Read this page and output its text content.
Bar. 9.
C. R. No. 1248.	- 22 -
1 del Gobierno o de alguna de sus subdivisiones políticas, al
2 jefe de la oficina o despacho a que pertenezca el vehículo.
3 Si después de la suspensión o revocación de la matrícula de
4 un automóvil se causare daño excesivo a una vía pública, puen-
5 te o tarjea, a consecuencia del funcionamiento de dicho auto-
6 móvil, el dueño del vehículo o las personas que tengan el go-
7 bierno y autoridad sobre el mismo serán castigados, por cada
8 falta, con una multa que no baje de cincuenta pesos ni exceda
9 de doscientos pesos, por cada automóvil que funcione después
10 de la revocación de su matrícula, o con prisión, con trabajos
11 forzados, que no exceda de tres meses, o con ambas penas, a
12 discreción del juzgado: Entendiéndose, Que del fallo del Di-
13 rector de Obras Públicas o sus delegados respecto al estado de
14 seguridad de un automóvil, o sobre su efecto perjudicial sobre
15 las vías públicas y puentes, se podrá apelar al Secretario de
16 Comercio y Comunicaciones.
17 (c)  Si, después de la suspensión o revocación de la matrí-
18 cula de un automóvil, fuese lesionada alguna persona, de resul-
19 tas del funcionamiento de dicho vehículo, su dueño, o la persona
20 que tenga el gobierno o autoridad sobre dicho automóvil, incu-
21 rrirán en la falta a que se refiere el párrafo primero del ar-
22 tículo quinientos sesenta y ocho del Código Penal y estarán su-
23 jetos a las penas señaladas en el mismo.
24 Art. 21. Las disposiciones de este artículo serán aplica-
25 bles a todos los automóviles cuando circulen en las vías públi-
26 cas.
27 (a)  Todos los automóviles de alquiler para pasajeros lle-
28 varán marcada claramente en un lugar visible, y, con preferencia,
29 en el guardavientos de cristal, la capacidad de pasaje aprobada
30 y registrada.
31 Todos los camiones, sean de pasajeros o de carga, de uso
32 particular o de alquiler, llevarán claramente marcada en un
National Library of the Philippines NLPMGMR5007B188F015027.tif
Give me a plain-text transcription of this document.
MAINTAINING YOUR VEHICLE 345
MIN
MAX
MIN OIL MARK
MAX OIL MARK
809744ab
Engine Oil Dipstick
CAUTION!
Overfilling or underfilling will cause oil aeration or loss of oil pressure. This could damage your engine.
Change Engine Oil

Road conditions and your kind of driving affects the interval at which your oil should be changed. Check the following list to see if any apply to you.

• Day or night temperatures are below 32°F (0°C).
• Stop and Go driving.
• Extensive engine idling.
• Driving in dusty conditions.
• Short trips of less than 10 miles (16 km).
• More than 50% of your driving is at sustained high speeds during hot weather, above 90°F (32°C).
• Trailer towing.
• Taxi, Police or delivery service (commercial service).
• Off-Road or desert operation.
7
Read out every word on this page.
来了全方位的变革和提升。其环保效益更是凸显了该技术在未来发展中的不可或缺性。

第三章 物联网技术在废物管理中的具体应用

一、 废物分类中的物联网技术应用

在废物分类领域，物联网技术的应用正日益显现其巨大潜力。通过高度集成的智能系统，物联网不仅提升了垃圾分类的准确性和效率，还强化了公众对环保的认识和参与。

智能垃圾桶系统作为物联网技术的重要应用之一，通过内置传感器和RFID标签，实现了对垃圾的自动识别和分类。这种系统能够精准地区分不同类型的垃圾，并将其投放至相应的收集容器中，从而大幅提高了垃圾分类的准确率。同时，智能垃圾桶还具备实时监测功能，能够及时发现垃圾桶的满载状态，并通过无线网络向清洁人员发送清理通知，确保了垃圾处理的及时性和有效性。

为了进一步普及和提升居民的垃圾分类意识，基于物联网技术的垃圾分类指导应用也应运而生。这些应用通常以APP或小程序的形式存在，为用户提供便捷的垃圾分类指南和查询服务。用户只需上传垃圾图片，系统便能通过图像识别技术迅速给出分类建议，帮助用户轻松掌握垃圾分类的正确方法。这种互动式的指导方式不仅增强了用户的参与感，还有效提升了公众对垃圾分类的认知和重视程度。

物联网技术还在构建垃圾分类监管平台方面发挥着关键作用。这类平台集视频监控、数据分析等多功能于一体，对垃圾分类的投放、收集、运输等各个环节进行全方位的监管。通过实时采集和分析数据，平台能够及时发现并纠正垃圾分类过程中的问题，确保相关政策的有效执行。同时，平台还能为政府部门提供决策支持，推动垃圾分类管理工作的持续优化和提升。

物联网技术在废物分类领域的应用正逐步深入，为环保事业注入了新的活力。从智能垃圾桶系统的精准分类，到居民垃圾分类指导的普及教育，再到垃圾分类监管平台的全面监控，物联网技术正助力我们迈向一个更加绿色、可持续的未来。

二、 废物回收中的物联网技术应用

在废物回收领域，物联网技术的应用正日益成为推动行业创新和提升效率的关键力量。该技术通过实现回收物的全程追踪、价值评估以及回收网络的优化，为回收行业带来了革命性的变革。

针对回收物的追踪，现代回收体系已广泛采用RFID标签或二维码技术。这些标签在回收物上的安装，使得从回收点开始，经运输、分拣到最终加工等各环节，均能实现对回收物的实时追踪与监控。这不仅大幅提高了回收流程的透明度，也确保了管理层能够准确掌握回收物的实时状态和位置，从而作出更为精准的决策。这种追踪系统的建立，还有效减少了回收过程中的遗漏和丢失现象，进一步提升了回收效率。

———

- **Required work**
The lines above should be duplicated exactly.

- **Exercise solution**
Read this page and output its text content.
Bar. 9.
C. R. No. 1248.	- 22 -
1 del Gobierno o de alguna de sus subdivisiones políticas, al
2 jefe de la oficina o despacho a que pertenezca el vehículo.
3 Si después de la suspensión o revocación de la matrícula de
4 un automóvil se causare daño excesivo a una vía pública, puen-
5 te o tarjea, a consecuencia del funcionamiento de dicho auto-
6 móvil, el dueño del vehículo o las personas que tengan el go-
7 bierno y autoridad sobre el mismo serán castigados, por cada
8 falta, con una multa que no baje de cincuenta pesos ni exceda
9 de doscientos pesos, por cada automóvil que funcione después
10 de la revocación de su matrícula, o con prisión, con trabajos
11 forzados, que no exceda de tres meses, o con ambas penas, a
12 discreción del juzgado: Entendiéndose, Que del fallo del Di-
13 rector de Obras Públicas o sus delegados respecto al estado de
14 seguridad de un automóvil, o sobre su efecto perjudicial sobre
15 las vías públicas y puentes, se podrá apelar al Secretario de
16 Comercio y Comunicaciones.
17 (c)  Si, después de la suspensión o revocación de la matrí-
18 cula de un automóvil, fuese lesionada alguna persona, de resul-
19 tas del funcionamiento de dicho vehículo, su dueño, o la persona
20 que tenga el gobierno o autoridad sobre dicho automóvil, incu-
21 rrirán en la falta a que se refiere el párrafo primero del ar-
22 tículo quinientos sesenta y ocho del Código Penal y estarán su-
23 jetos a las penas señaladas en el mismo.
24 Art. 21. Las disposiciones de este artículo serán aplica-
25 bles a todos los automóviles cuando circulen en las vías públi-
26 cas.
27 (a)  Todos los automóviles de alquiler para pasajeros lle-
28 varán marcada claramente en un lugar visible, y, con preferencia,
29 en el guardavientos de cristal, la capacidad de pasaje aprobada
30 y registrada.
31 Todos los camiones, sean de pasajeros o de carga, de uso
32 particular o de alquiler, llevarán claramente marcada en un
National Library of the Philippines NLPMGMR5007B188F015027.tif
Give me a plain-text transcription of this document.
MAINTAINING YOUR VEHICLE 345
MIN
MAX
MIN OIL MARK
MAX OIL MARK
809744ab
Engine Oil Dipstick
CAUTION!
Overfilling or underfilling will cause oil aeration or loss of oil pressure. This could damage your engine.
Change Engine Oil

Road conditions and your kind of driving affects the interval at which your oil should be changed. Check the following list to see if any apply to you.

• Day or night temperatures are below 32°F (0°C).
• Stop and Go driving.
• Extensive engine idling.
• Driving in dusty conditions.
• Short trips of less than 10 miles (16 km).
• More than 50% of your driving is at sustained high speeds during hot weather, above 90°F (32°C).
• Trailer towing.
• Taxi, Police or delivery service (commercial service).
• Off-Road or desert operation.
7
Read out every word on this page.
来了全方位的变革和提升。其环保效益更是凸显了该技术在未来发展中的不可或缺性。

第三章 物联网技术在废物管理中的具体应用

一、 废物分类中的物联网技术应用

在废物分类领域，物联网技术的应用正日益显现其巨大潜力。通过高度集成的智能系统，物联网不仅提升了垃圾分类的准确性和效率，还强化了公众对环保的认识和参与。

智能垃圾桶系统作为物联网技术的重要应用之一，通过内置传感器和RFID标签，实现了对垃圾的自动识别和分类。这种系统能够精准地区分不同类型的垃圾，并将其投放至相应的收集容器中，从而大幅提高了垃圾分类的准确率。同时，智能垃圾桶还具备实时监测功能，能够及时发现垃圾桶的满载状态，并通过无线网络向清洁人员发送清理通知，确保了垃圾处理的及时性和有效性。

为了进一步普及和提升居民的垃圾分类意识，基于物联网技术的垃圾分类指导应用也应运而生。这些应用通常以APP或小程序的形式存在，为用户提供便捷的垃圾分类指南和查询服务。用户只需上传垃圾图片，系统便能通过图像识别技术迅速给出分类建议，帮助用户轻松掌握垃圾分类的正确方法。这种互动式的指导方式不仅增强了用户的参与感，还有效提升了公众对垃圾分类的认知和重视程度。

物联网技术还在构建垃圾分类监管平台方面发挥着关键作用。这类平台集视频监控、数据分析等多功能于一体，对垃圾分类的投放、收集、运输等各个环节进行全方位的监管。通过实时采集和分析数据，平台能够及时发现并纠正垃圾分类过程中的问题，确保相关政策的有效执行。同时，平台还能为政府部门提供决策支持，推动垃圾分类管理工作的持续优化和提升。

物联网技术在废物分类领域的应用正逐步深入，为环保事业注入了新的活力。从智能垃圾桶系统的精准分类，到居民垃圾分类指导的普及教育，再到垃圾分类监管平台的全面监控，物联网技术正助力我们迈向一个更加绿色、可持续的未来。

二、 废物回收中的物联网技术应用

在废物回收领域，物联网技术的应用正日益成为推动行业创新和提升效率的关键力量。该技术通过实现回收物的全程追踪、价值评估以及回收网络的优化，为回收行业带来了革命性的变革。

针对回收物的追踪，现代回收体系已广泛采用RFID标签或二维码技术。这些标签在回收物上的安装，使得从回收点开始，经运输、分拣到最终加工等各环节，均能实现对回收物的实时追踪与监控。这不仅大幅提高了回收流程的透明度，也确保了管理层能够准确掌握回收物的实时状态和位置，从而作出更为精准的决策。这种追踪系统的建立，还有效减少了回收过程中的遗漏和丢失现象，进一步提升了回收效率。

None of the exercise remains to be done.